- _Records to process_:
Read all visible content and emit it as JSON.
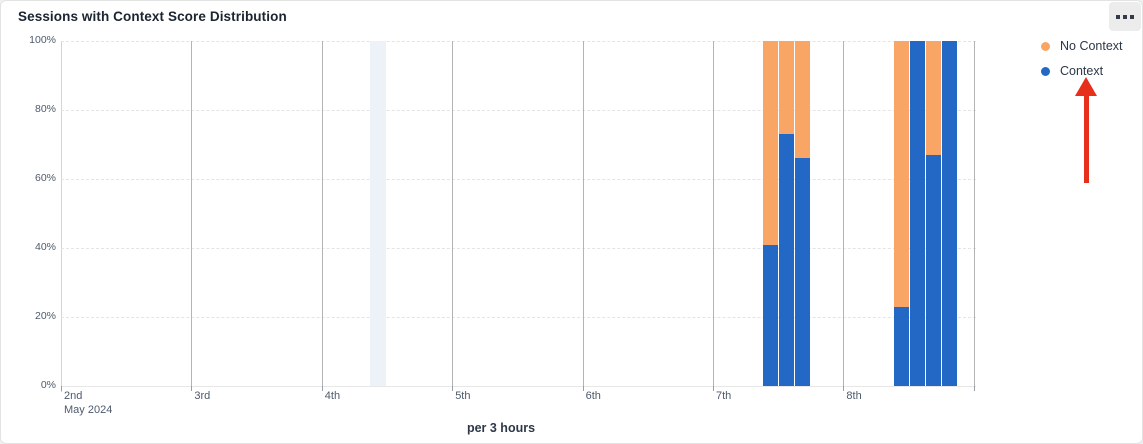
{
  "card": {
    "title": "Sessions with Context Score Distribution"
  },
  "chart_data": {
    "type": "bar",
    "stacked": true,
    "title": "Sessions with Context Score Distribution",
    "xlabel": "per 3 hours",
    "ylabel": "",
    "ylim": [
      0,
      100
    ],
    "y_tick_labels": [
      "100%",
      "80%",
      "60%",
      "40%",
      "20%",
      "0%"
    ],
    "x_tick_labels": [
      "2nd",
      "3rd",
      "4th",
      "5th",
      "6th",
      "7th",
      "8th"
    ],
    "x_start_sublabel": "May 2024",
    "num_day_ticks": 8,
    "grid": {
      "horizontal": "dashed",
      "vertical": "solid"
    },
    "legend_position": "top-right",
    "series": [
      {
        "name": "Context",
        "color": "#2368c4",
        "values": [
          41,
          73,
          66,
          23,
          100,
          67,
          100
        ]
      },
      {
        "name": "No Context",
        "color": "#f8a566",
        "values": [
          59,
          27,
          34,
          77,
          0,
          33,
          0
        ]
      }
    ],
    "legend_items": [
      {
        "label": "No Context",
        "color": "#f8a566"
      },
      {
        "label": "Context",
        "color": "#2368c4"
      }
    ],
    "bars": [
      {
        "day": "7th",
        "x_pct": 76.72,
        "context": 41,
        "no_context": 59
      },
      {
        "day": "7th",
        "x_pct": 78.47,
        "context": 73,
        "no_context": 27
      },
      {
        "day": "7th",
        "x_pct": 80.22,
        "context": 66,
        "no_context": 34
      },
      {
        "day": "8th",
        "x_pct": 91.04,
        "context": 23,
        "no_context": 77
      },
      {
        "day": "8th",
        "x_pct": 92.79,
        "context": 100,
        "no_context": 0
      },
      {
        "day": "8th",
        "x_pct": 94.54,
        "context": 67,
        "no_context": 33
      },
      {
        "day": "8th",
        "x_pct": 96.28,
        "context": 100,
        "no_context": 0
      }
    ],
    "bar_width_pct": 1.64,
    "highlight_band": {
      "x_pct": 33.77,
      "width_pct": 1.75,
      "color": "#edf2f8"
    }
  },
  "annotation": {
    "type": "up-arrow",
    "color": "#e7301c",
    "target": "Context legend item"
  }
}
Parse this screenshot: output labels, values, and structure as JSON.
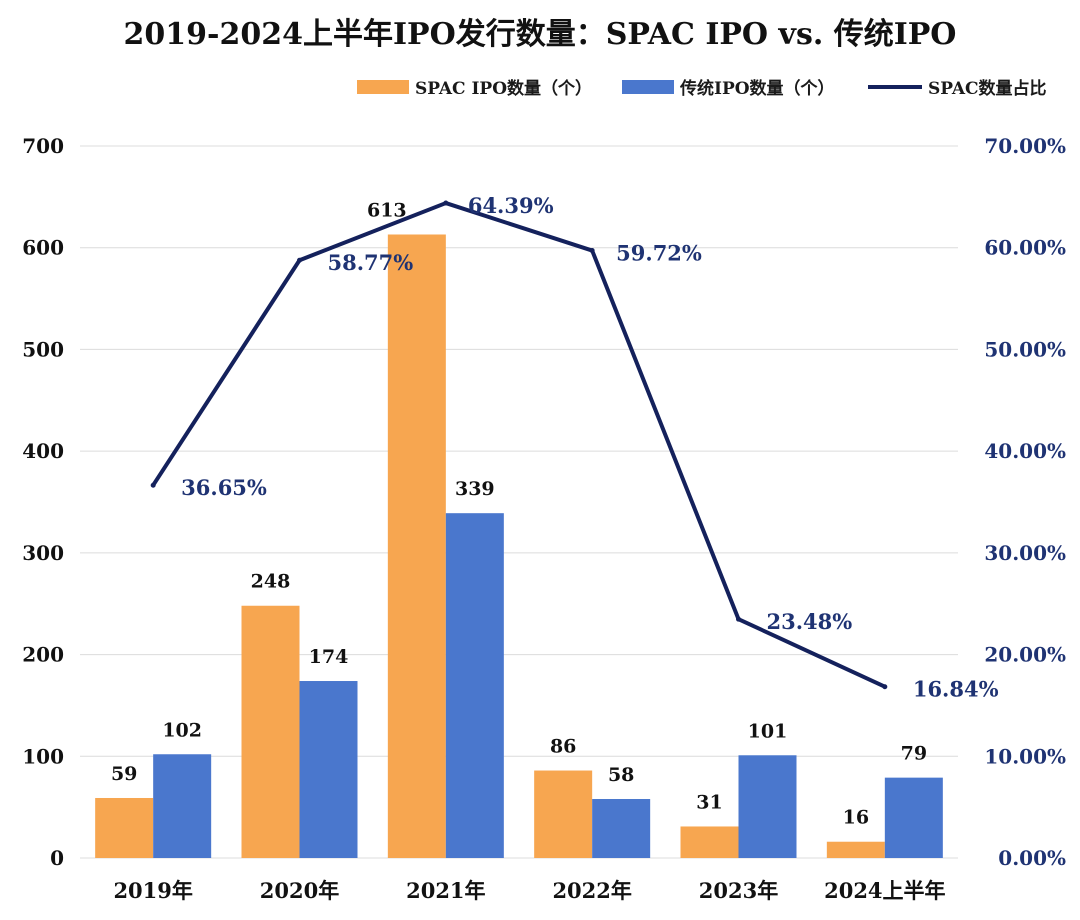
{
  "chart_data": {
    "type": "bar",
    "title": "2019-2024上半年IPO发行数量：SPAC IPO vs. 传统IPO",
    "categories": [
      "2019年",
      "2020年",
      "2021年",
      "2022年",
      "2023年",
      "2024上半年"
    ],
    "series": [
      {
        "name": "SPAC IPO数量（个）",
        "type": "bar",
        "axis": "left",
        "color": "#f7a650",
        "values": [
          59,
          248,
          613,
          86,
          31,
          16
        ],
        "labels": [
          "59",
          "248",
          "613",
          "86",
          "31",
          "16"
        ]
      },
      {
        "name": "传统IPO数量（个）",
        "type": "bar",
        "axis": "left",
        "color": "#4a77cd",
        "values": [
          102,
          174,
          339,
          58,
          101,
          79
        ],
        "labels": [
          "102",
          "174",
          "339",
          "58",
          "101",
          "79"
        ]
      },
      {
        "name": "SPAC数量占比",
        "type": "line",
        "axis": "right",
        "color": "#14215c",
        "values": [
          36.65,
          58.77,
          64.39,
          59.72,
          23.48,
          16.84
        ],
        "labels": [
          "36.65%",
          "58.77%",
          "64.39%",
          "59.72%",
          "23.48%",
          "16.84%"
        ]
      }
    ],
    "y_left": {
      "min": 0,
      "max": 700,
      "ticks": [
        "0",
        "100",
        "200",
        "300",
        "400",
        "500",
        "600",
        "700"
      ]
    },
    "y_right": {
      "min": 0,
      "max": 70,
      "ticks": [
        "0.00%",
        "10.00%",
        "20.00%",
        "30.00%",
        "40.00%",
        "50.00%",
        "60.00%",
        "70.00%"
      ]
    },
    "grid": true,
    "legend_position": "top-right"
  }
}
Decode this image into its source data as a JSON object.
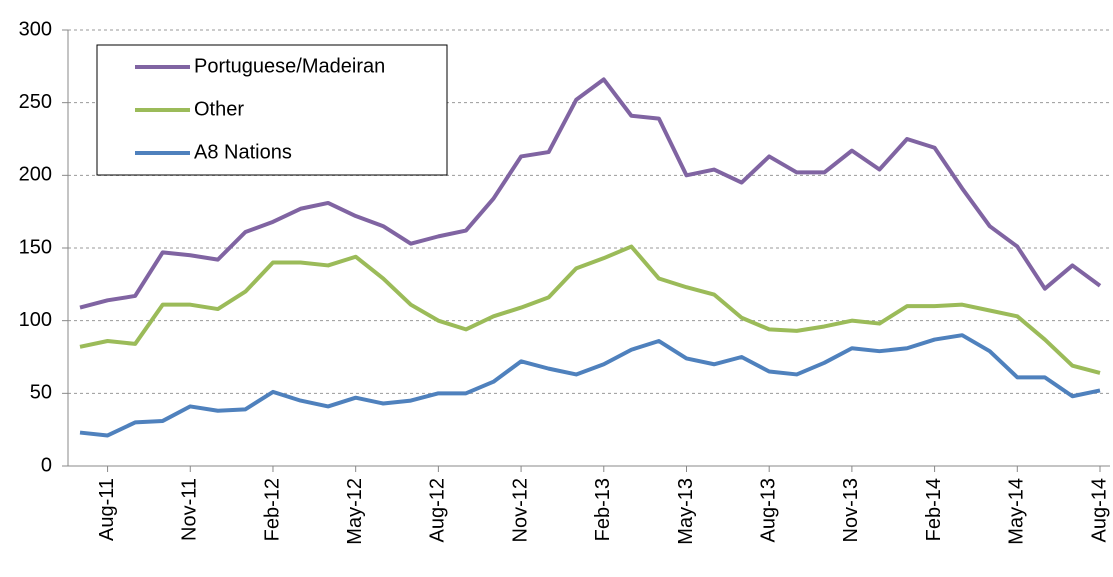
{
  "chart_data": {
    "type": "line",
    "categories": [
      null,
      "Aug-11",
      null,
      null,
      "Nov-11",
      null,
      null,
      "Feb-12",
      null,
      null,
      "May-12",
      null,
      null,
      "Aug-12",
      null,
      null,
      "Nov-12",
      null,
      null,
      "Feb-13",
      null,
      null,
      "May-13",
      null,
      null,
      "Aug-13",
      null,
      null,
      "Nov-13",
      null,
      null,
      "Feb-14",
      null,
      null,
      "May-14",
      null,
      null,
      "Aug-14"
    ],
    "series": [
      {
        "name": "Portuguese/Madeiran",
        "color": "#8064a2",
        "values": [
          109,
          114,
          117,
          147,
          145,
          142,
          161,
          168,
          177,
          181,
          172,
          165,
          153,
          158,
          162,
          184,
          213,
          216,
          252,
          266,
          241,
          239,
          200,
          204,
          195,
          213,
          202,
          202,
          217,
          204,
          225,
          219,
          191,
          165,
          151,
          122,
          138,
          124
        ]
      },
      {
        "name": "Other",
        "color": "#9bbb59",
        "values": [
          82,
          86,
          84,
          111,
          111,
          108,
          120,
          140,
          140,
          138,
          144,
          129,
          111,
          100,
          94,
          103,
          109,
          116,
          136,
          143,
          151,
          129,
          123,
          118,
          102,
          94,
          93,
          96,
          100,
          98,
          110,
          110,
          111,
          107,
          103,
          87,
          69,
          64
        ]
      },
      {
        "name": "A8 Nations",
        "color": "#4f81bd",
        "values": [
          23,
          21,
          30,
          31,
          41,
          38,
          39,
          51,
          45,
          41,
          47,
          43,
          45,
          50,
          50,
          58,
          72,
          67,
          63,
          70,
          80,
          86,
          74,
          70,
          75,
          65,
          63,
          71,
          81,
          79,
          81,
          87,
          90,
          79,
          61,
          61,
          48,
          52
        ]
      }
    ],
    "ylim": [
      0,
      300
    ],
    "yticks": [
      0,
      50,
      100,
      150,
      200,
      250,
      300
    ],
    "grid": true,
    "legend": "top-left"
  }
}
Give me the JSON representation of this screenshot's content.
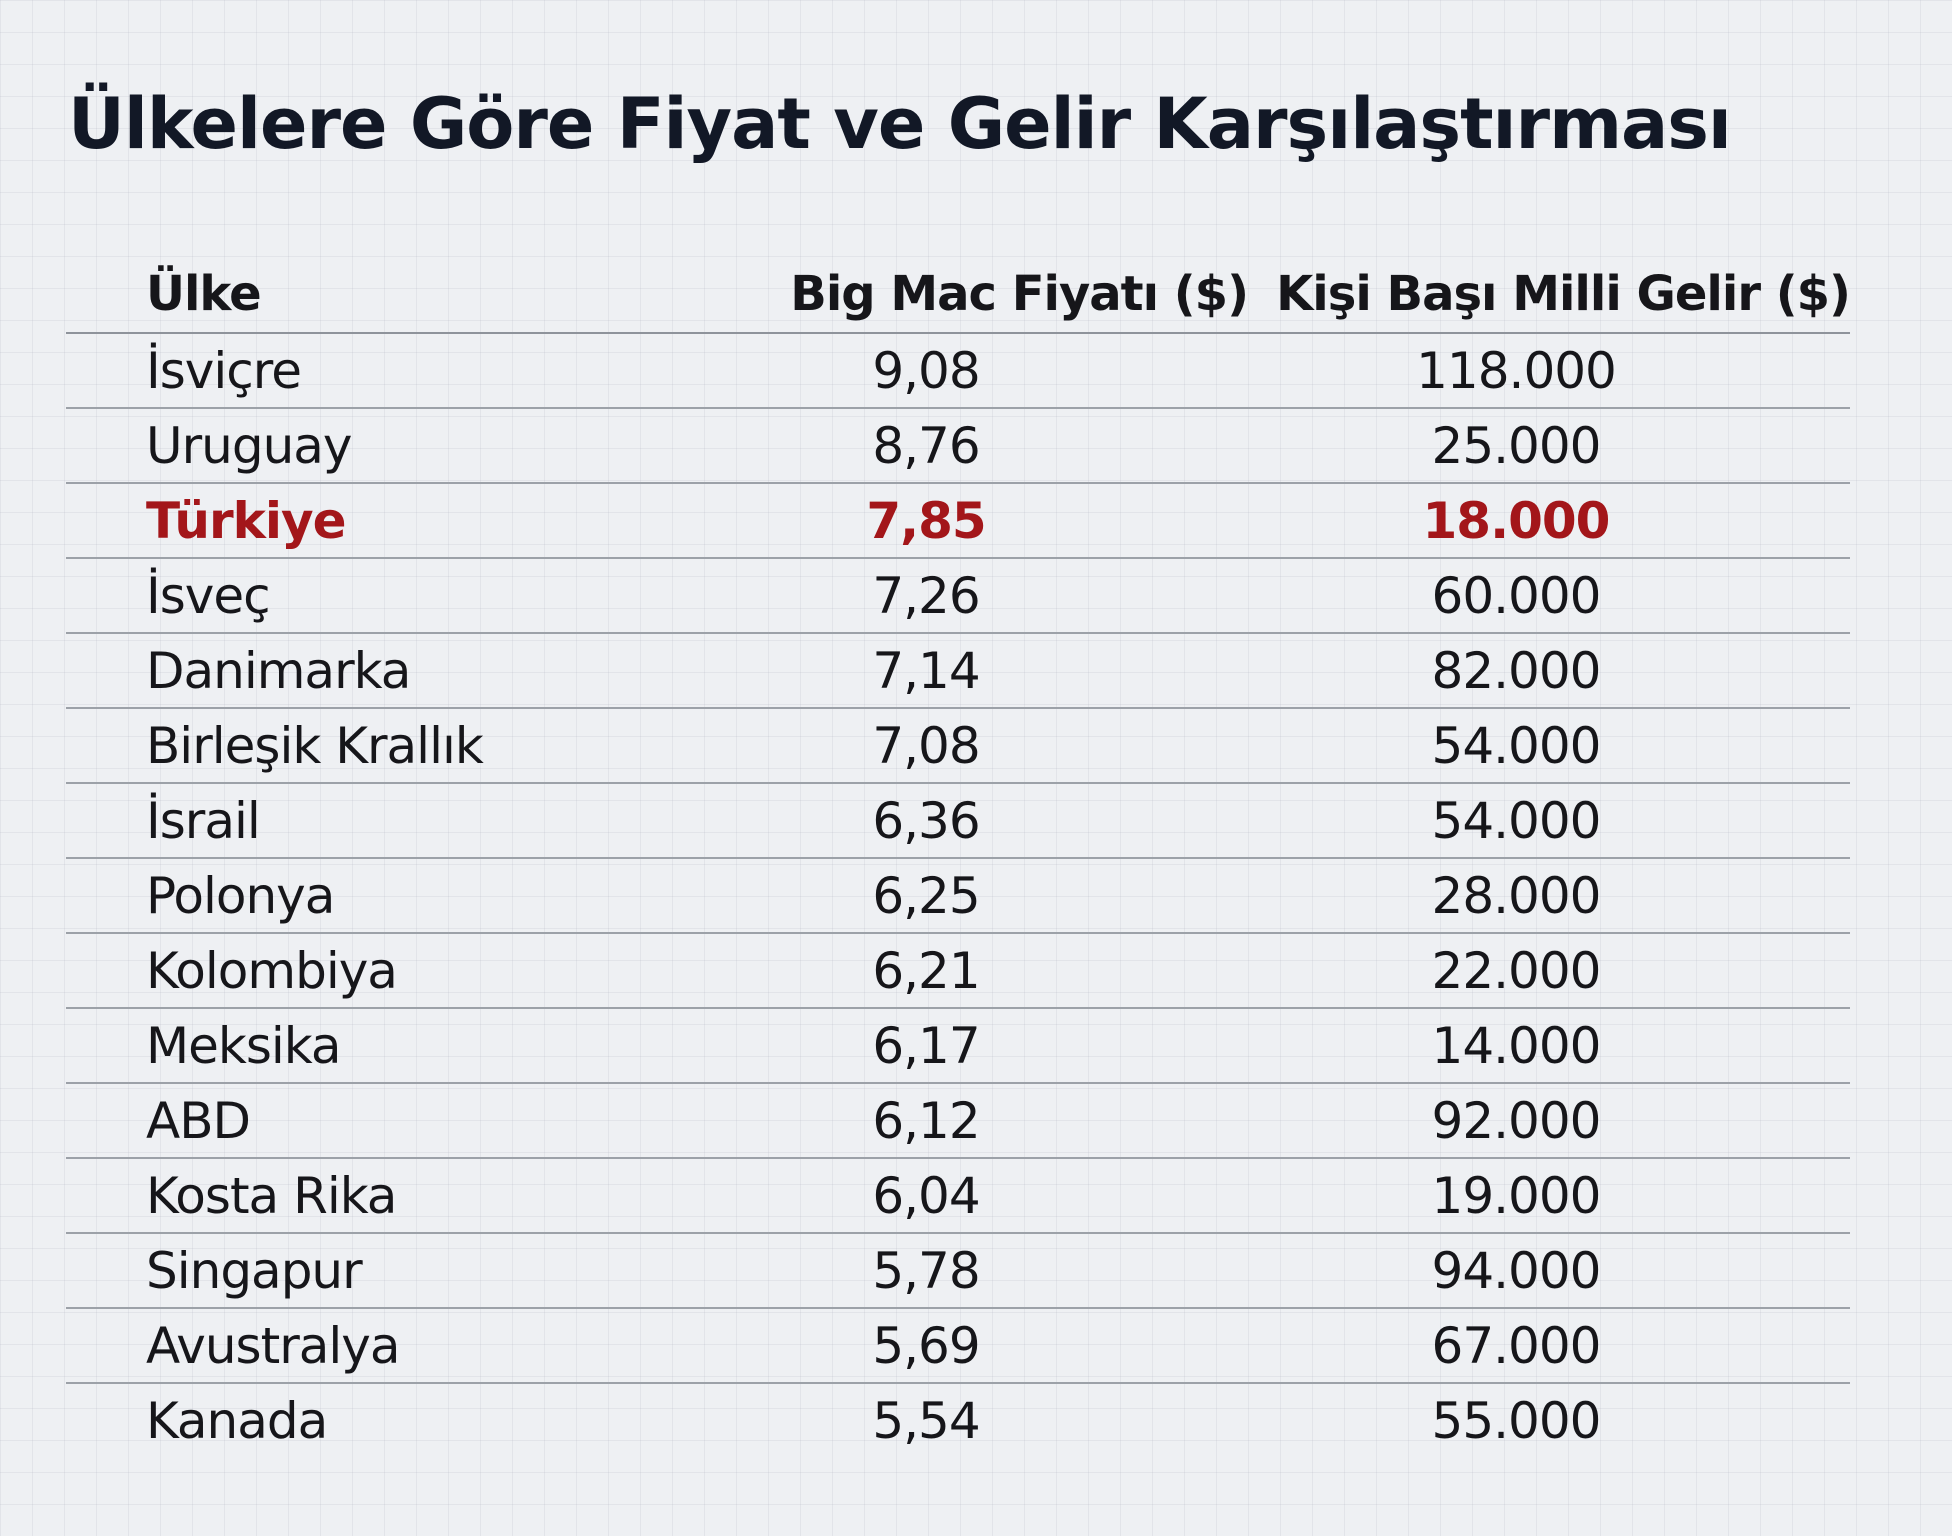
{
  "title": "Ülkelere Göre Fiyat ve Gelir Karşılaştırması",
  "colors": {
    "highlight": "#a3161a",
    "text": "#16161a",
    "background": "#eef0f3"
  },
  "chart_data": {
    "type": "table",
    "title": "Ülkelere Göre Fiyat ve Gelir Karşılaştırması",
    "columns": [
      "Ülke",
      "Big Mac Fiyatı ($)",
      "Kişi Başı Milli Gelir ($)"
    ],
    "highlighted_row": "Türkiye",
    "rows": [
      {
        "country": "İsviçre",
        "price": "9,08",
        "income": "118.000"
      },
      {
        "country": "Uruguay",
        "price": "8,76",
        "income": "25.000"
      },
      {
        "country": "Türkiye",
        "price": "7,85",
        "income": "18.000"
      },
      {
        "country": "İsveç",
        "price": "7,26",
        "income": "60.000"
      },
      {
        "country": "Danimarka",
        "price": "7,14",
        "income": "82.000"
      },
      {
        "country": "Birleşik Krallık",
        "price": "7,08",
        "income": "54.000"
      },
      {
        "country": "İsrail",
        "price": "6,36",
        "income": "54.000"
      },
      {
        "country": "Polonya",
        "price": "6,25",
        "income": "28.000"
      },
      {
        "country": "Kolombiya",
        "price": "6,21",
        "income": "22.000"
      },
      {
        "country": "Meksika",
        "price": "6,17",
        "income": "14.000"
      },
      {
        "country": "ABD",
        "price": "6,12",
        "income": "92.000"
      },
      {
        "country": "Kosta Rika",
        "price": "6,04",
        "income": "19.000"
      },
      {
        "country": "Singapur",
        "price": "5,78",
        "income": "94.000"
      },
      {
        "country": "Avustralya",
        "price": "5,69",
        "income": "67.000"
      },
      {
        "country": "Kanada",
        "price": "5,54",
        "income": "55.000"
      }
    ]
  }
}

- _Written instruction_: Reproduce the entries exactly. Do not carry over any picture.

- _Solution to the problem_:
Read all visible content and emit it as JSON.
{
  "card": {
    "title": "Sessions with Context Score Distribution"
  },
  "chart_data": {
    "type": "bar",
    "stacked": true,
    "title": "Sessions with Context Score Distribution",
    "xlabel": "per 3 hours",
    "ylabel": "",
    "ylim": [
      0,
      100
    ],
    "y_tick_labels": [
      "100%",
      "80%",
      "60%",
      "40%",
      "20%",
      "0%"
    ],
    "x_tick_labels": [
      "2nd",
      "3rd",
      "4th",
      "5th",
      "6th",
      "7th",
      "8th"
    ],
    "x_start_sublabel": "May 2024",
    "num_day_ticks": 8,
    "grid": {
      "horizontal": "dashed",
      "vertical": "solid"
    },
    "legend_position": "top-right",
    "series": [
      {
        "name": "Context",
        "color": "#2368c4",
        "values": [
          41,
          73,
          66,
          23,
          100,
          67,
          100
        ]
      },
      {
        "name": "No Context",
        "color": "#f8a566",
        "values": [
          59,
          27,
          34,
          77,
          0,
          33,
          0
        ]
      }
    ],
    "legend_items": [
      {
        "label": "No Context",
        "color": "#f8a566"
      },
      {
        "label": "Context",
        "color": "#2368c4"
      }
    ],
    "bars": [
      {
        "day": "7th",
        "x_pct": 76.72,
        "context": 41,
        "no_context": 59
      },
      {
        "day": "7th",
        "x_pct": 78.47,
        "context": 73,
        "no_context": 27
      },
      {
        "day": "7th",
        "x_pct": 80.22,
        "context": 66,
        "no_context": 34
      },
      {
        "day": "8th",
        "x_pct": 91.04,
        "context": 23,
        "no_context": 77
      },
      {
        "day": "8th",
        "x_pct": 92.79,
        "context": 100,
        "no_context": 0
      },
      {
        "day": "8th",
        "x_pct": 94.54,
        "context": 67,
        "no_context": 33
      },
      {
        "day": "8th",
        "x_pct": 96.28,
        "context": 100,
        "no_context": 0
      }
    ],
    "bar_width_pct": 1.64,
    "highlight_band": {
      "x_pct": 33.77,
      "width_pct": 1.75,
      "color": "#edf2f8"
    }
  },
  "annotation": {
    "type": "up-arrow",
    "color": "#e7301c",
    "target": "Context legend item"
  }
}
Parse this screenshot: output labels, values, and structure as JSON.
{
  "chart_data": {
    "type": "bar",
    "title": "2019-2024上半年IPO发行数量：SPAC IPO vs. 传统IPO",
    "categories": [
      "2019年",
      "2020年",
      "2021年",
      "2022年",
      "2023年",
      "2024上半年"
    ],
    "series": [
      {
        "name": "SPAC IPO数量（个）",
        "type": "bar",
        "axis": "left",
        "color": "#f7a650",
        "values": [
          59,
          248,
          613,
          86,
          31,
          16
        ],
        "labels": [
          "59",
          "248",
          "613",
          "86",
          "31",
          "16"
        ]
      },
      {
        "name": "传统IPO数量（个）",
        "type": "bar",
        "axis": "left",
        "color": "#4a77cd",
        "values": [
          102,
          174,
          339,
          58,
          101,
          79
        ],
        "labels": [
          "102",
          "174",
          "339",
          "58",
          "101",
          "79"
        ]
      },
      {
        "name": "SPAC数量占比",
        "type": "line",
        "axis": "right",
        "color": "#14215c",
        "values": [
          36.65,
          58.77,
          64.39,
          59.72,
          23.48,
          16.84
        ],
        "labels": [
          "36.65%",
          "58.77%",
          "64.39%",
          "59.72%",
          "23.48%",
          "16.84%"
        ]
      }
    ],
    "y_left": {
      "min": 0,
      "max": 700,
      "ticks": [
        "0",
        "100",
        "200",
        "300",
        "400",
        "500",
        "600",
        "700"
      ]
    },
    "y_right": {
      "min": 0,
      "max": 70,
      "ticks": [
        "0.00%",
        "10.00%",
        "20.00%",
        "30.00%",
        "40.00%",
        "50.00%",
        "60.00%",
        "70.00%"
      ]
    },
    "grid": true,
    "legend_position": "top-right"
  }
}
Decode this image into its source data as a JSON object.
{
  "chart_data": {
    "type": "line",
    "categories": [
      null,
      "Aug-11",
      null,
      null,
      "Nov-11",
      null,
      null,
      "Feb-12",
      null,
      null,
      "May-12",
      null,
      null,
      "Aug-12",
      null,
      null,
      "Nov-12",
      null,
      null,
      "Feb-13",
      null,
      null,
      "May-13",
      null,
      null,
      "Aug-13",
      null,
      null,
      "Nov-13",
      null,
      null,
      "Feb-14",
      null,
      null,
      "May-14",
      null,
      null,
      "Aug-14"
    ],
    "series": [
      {
        "name": "Portuguese/Madeiran",
        "color": "#8064a2",
        "values": [
          109,
          114,
          117,
          147,
          145,
          142,
          161,
          168,
          177,
          181,
          172,
          165,
          153,
          158,
          162,
          184,
          213,
          216,
          252,
          266,
          241,
          239,
          200,
          204,
          195,
          213,
          202,
          202,
          217,
          204,
          225,
          219,
          191,
          165,
          151,
          122,
          138,
          124
        ]
      },
      {
        "name": "Other",
        "color": "#9bbb59",
        "values": [
          82,
          86,
          84,
          111,
          111,
          108,
          120,
          140,
          140,
          138,
          144,
          129,
          111,
          100,
          94,
          103,
          109,
          116,
          136,
          143,
          151,
          129,
          123,
          118,
          102,
          94,
          93,
          96,
          100,
          98,
          110,
          110,
          111,
          107,
          103,
          87,
          69,
          64
        ]
      },
      {
        "name": "A8 Nations",
        "color": "#4f81bd",
        "values": [
          23,
          21,
          30,
          31,
          41,
          38,
          39,
          51,
          45,
          41,
          47,
          43,
          45,
          50,
          50,
          58,
          72,
          67,
          63,
          70,
          80,
          86,
          74,
          70,
          75,
          65,
          63,
          71,
          81,
          79,
          81,
          87,
          90,
          79,
          61,
          61,
          48,
          52
        ]
      }
    ],
    "ylim": [
      0,
      300
    ],
    "yticks": [
      0,
      50,
      100,
      150,
      200,
      250,
      300
    ],
    "grid": true,
    "legend": "top-left"
  }
}
Give me the JSON representation of this screenshot's content.
{
  "title": "Ülkelere Göre Fiyat ve Gelir Karşılaştırması",
  "colors": {
    "highlight": "#a3161a",
    "text": "#16161a",
    "background": "#eef0f3"
  },
  "chart_data": {
    "type": "table",
    "title": "Ülkelere Göre Fiyat ve Gelir Karşılaştırması",
    "columns": [
      "Ülke",
      "Big Mac Fiyatı ($)",
      "Kişi Başı Milli Gelir ($)"
    ],
    "highlighted_row": "Türkiye",
    "rows": [
      {
        "country": "İsviçre",
        "price": "9,08",
        "income": "118.000"
      },
      {
        "country": "Uruguay",
        "price": "8,76",
        "income": "25.000"
      },
      {
        "country": "Türkiye",
        "price": "7,85",
        "income": "18.000"
      },
      {
        "country": "İsveç",
        "price": "7,26",
        "income": "60.000"
      },
      {
        "country": "Danimarka",
        "price": "7,14",
        "income": "82.000"
      },
      {
        "country": "Birleşik Krallık",
        "price": "7,08",
        "income": "54.000"
      },
      {
        "country": "İsrail",
        "price": "6,36",
        "income": "54.000"
      },
      {
        "country": "Polonya",
        "price": "6,25",
        "income": "28.000"
      },
      {
        "country": "Kolombiya",
        "price": "6,21",
        "income": "22.000"
      },
      {
        "country": "Meksika",
        "price": "6,17",
        "income": "14.000"
      },
      {
        "country": "ABD",
        "price": "6,12",
        "income": "92.000"
      },
      {
        "country": "Kosta Rika",
        "price": "6,04",
        "income": "19.000"
      },
      {
        "country": "Singapur",
        "price": "5,78",
        "income": "94.000"
      },
      {
        "country": "Avustralya",
        "price": "5,69",
        "income": "67.000"
      },
      {
        "country": "Kanada",
        "price": "5,54",
        "income": "55.000"
      }
    ]
  }
}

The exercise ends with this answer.